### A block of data
==============================

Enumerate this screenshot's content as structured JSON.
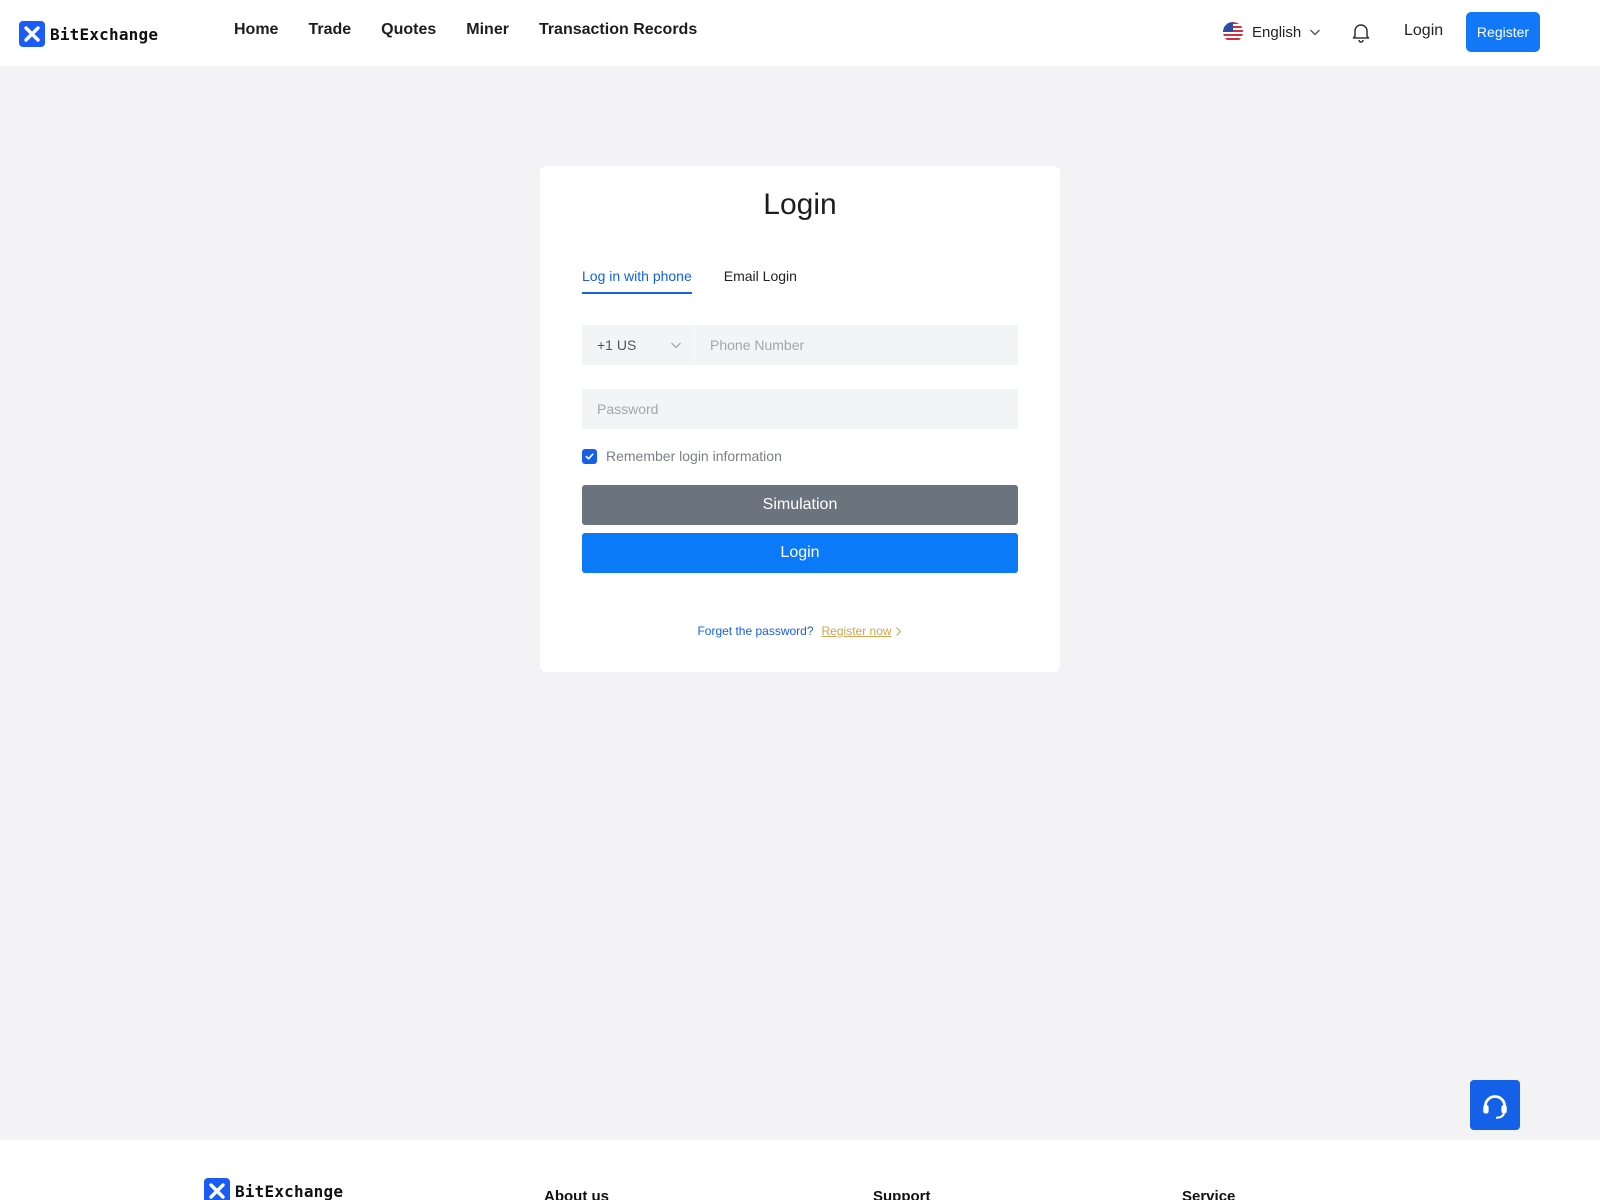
{
  "header": {
    "brand": "BitExchange",
    "nav": [
      {
        "label": "Home"
      },
      {
        "label": "Trade"
      },
      {
        "label": "Quotes"
      },
      {
        "label": "Miner"
      },
      {
        "label": "Transaction Records"
      }
    ],
    "language": "English",
    "login_label": "Login",
    "register_label": "Register"
  },
  "login_card": {
    "title": "Login",
    "tabs": [
      {
        "label": "Log in with phone",
        "active": true
      },
      {
        "label": "Email Login",
        "active": false
      }
    ],
    "country_code": "+1 US",
    "phone_placeholder": "Phone Number",
    "password_placeholder": "Password",
    "remember_label": "Remember login information",
    "remember_checked": true,
    "simulation_label": "Simulation",
    "login_button_label": "Login",
    "forgot_label": "Forget the password?",
    "register_now_label": "Register now"
  },
  "footer": {
    "brand": "BitExchange",
    "columns": [
      {
        "title": "About us"
      },
      {
        "title": "Support"
      },
      {
        "title": "Service"
      }
    ]
  },
  "colors": {
    "accent": "#1460e6",
    "primary_button": "#0a7af8",
    "simulation_button": "#6b737e",
    "link_gold": "#d4a44f",
    "page_bg": "#f3f3f6"
  },
  "icons": [
    "x-logo-icon",
    "us-flag-icon",
    "chevron-down-icon",
    "bell-icon",
    "chevron-right-icon",
    "checkmark-icon",
    "headset-icon"
  ]
}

==============================

In the material above, find each line that contains the word "chevron", and select it.

    "chevron-down-icon",
    "chevron-right-icon",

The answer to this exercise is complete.